◆ Exercise goal ◆
Write down every entry below once more, exactly.

** begin **

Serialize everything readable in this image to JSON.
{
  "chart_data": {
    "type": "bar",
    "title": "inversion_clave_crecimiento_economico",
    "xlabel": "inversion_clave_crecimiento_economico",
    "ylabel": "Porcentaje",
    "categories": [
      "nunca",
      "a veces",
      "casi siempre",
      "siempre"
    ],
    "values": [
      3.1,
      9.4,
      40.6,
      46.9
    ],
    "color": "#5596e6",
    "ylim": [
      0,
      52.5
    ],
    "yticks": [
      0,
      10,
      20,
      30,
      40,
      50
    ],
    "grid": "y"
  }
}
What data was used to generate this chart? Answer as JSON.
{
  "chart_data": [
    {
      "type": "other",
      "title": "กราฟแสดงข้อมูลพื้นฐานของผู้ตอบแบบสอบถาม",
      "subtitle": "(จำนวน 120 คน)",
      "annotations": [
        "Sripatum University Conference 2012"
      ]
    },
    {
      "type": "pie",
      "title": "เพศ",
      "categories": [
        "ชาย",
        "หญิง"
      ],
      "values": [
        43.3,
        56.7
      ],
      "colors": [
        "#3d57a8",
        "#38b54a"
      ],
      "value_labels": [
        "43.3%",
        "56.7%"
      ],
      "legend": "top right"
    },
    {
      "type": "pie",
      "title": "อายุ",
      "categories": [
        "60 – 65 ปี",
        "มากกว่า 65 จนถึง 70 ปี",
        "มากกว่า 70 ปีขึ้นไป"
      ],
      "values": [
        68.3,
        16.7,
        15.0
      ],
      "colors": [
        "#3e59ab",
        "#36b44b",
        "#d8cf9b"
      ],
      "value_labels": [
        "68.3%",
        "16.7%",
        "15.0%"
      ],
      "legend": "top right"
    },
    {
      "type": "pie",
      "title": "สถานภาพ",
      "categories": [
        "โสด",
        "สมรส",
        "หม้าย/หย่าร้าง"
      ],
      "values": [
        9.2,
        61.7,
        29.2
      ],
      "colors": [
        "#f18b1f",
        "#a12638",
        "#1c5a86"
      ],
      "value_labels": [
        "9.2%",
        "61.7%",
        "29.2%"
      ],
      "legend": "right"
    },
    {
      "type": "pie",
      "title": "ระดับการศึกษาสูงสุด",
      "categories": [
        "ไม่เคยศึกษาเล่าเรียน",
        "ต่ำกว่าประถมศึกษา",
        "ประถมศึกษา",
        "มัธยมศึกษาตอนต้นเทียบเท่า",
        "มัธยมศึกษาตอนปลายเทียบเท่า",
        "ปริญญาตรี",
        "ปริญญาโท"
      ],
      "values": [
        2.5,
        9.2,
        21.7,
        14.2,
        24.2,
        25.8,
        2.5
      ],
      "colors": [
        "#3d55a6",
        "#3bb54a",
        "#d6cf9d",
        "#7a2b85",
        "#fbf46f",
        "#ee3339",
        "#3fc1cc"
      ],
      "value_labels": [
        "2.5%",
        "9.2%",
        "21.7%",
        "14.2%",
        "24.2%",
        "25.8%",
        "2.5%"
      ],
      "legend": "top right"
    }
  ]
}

** end **

◆ Problem solution ◆
Serialize everything readable in this image to JSON.
{
  "chart_data": {
    "type": "bar",
    "title": "inversion_clave_crecimiento_economico",
    "xlabel": "inversion_clave_crecimiento_economico",
    "ylabel": "Porcentaje",
    "categories": [
      "nunca",
      "a veces",
      "casi siempre",
      "siempre"
    ],
    "values": [
      3.1,
      9.4,
      40.6,
      46.9
    ],
    "color": "#5596e6",
    "ylim": [
      0,
      52.5
    ],
    "yticks": [
      0,
      10,
      20,
      30,
      40,
      50
    ],
    "grid": "y"
  }
}
What data was used to generate this chart? Answer as JSON.
{
  "chart_data": [
    {
      "type": "other",
      "title": "กราฟแสดงข้อมูลพื้นฐานของผู้ตอบแบบสอบถาม",
      "subtitle": "(จำนวน 120 คน)",
      "annotations": [
        "Sripatum University Conference 2012"
      ]
    },
    {
      "type": "pie",
      "title": "เพศ",
      "categories": [
        "ชาย",
        "หญิง"
      ],
      "values": [
        43.3,
        56.7
      ],
      "colors": [
        "#3d57a8",
        "#38b54a"
      ],
      "value_labels": [
        "43.3%",
        "56.7%"
      ],
      "legend": "top right"
    },
    {
      "type": "pie",
      "title": "อายุ",
      "categories": [
        "60 – 65 ปี",
        "มากกว่า 65 จนถึง 70 ปี",
        "มากกว่า 70 ปีขึ้นไป"
      ],
      "values": [
        68.3,
        16.7,
        15.0
      ],
      "colors": [
        "#3e59ab",
        "#36b44b",
        "#d8cf9b"
      ],
      "value_labels": [
        "68.3%",
        "16.7%",
        "15.0%"
      ],
      "legend": "top right"
    },
    {
      "type": "pie",
      "title": "สถานภาพ",
      "categories": [
        "โสด",
        "สมรส",
        "หม้าย/หย่าร้าง"
      ],
      "values": [
        9.2,
        61.7,
        29.2
      ],
      "colors": [
        "#f18b1f",
        "#a12638",
        "#1c5a86"
      ],
      "value_labels": [
        "9.2%",
        "61.7%",
        "29.2%"
      ],
      "legend": "right"
    },
    {
      "type": "pie",
      "title": "ระดับการศึกษาสูงสุด",
      "categories": [
        "ไม่เคยศึกษาเล่าเรียน",
        "ต่ำกว่าประถมศึกษา",
        "ประถมศึกษา",
        "มัธยมศึกษาตอนต้นเทียบเท่า",
        "มัธยมศึกษาตอนปลายเทียบเท่า",
        "ปริญญาตรี",
        "ปริญญาโท"
      ],
      "values": [
        2.5,
        9.2,
        21.7,
        14.2,
        24.2,
        25.8,
        2.5
      ],
      "colors": [
        "#3d55a6",
        "#3bb54a",
        "#d6cf9d",
        "#7a2b85",
        "#fbf46f",
        "#ee3339",
        "#3fc1cc"
      ],
      "value_labels": [
        "2.5%",
        "9.2%",
        "21.7%",
        "14.2%",
        "24.2%",
        "25.8%",
        "2.5%"
      ],
      "legend": "top right"
    }
  ]
}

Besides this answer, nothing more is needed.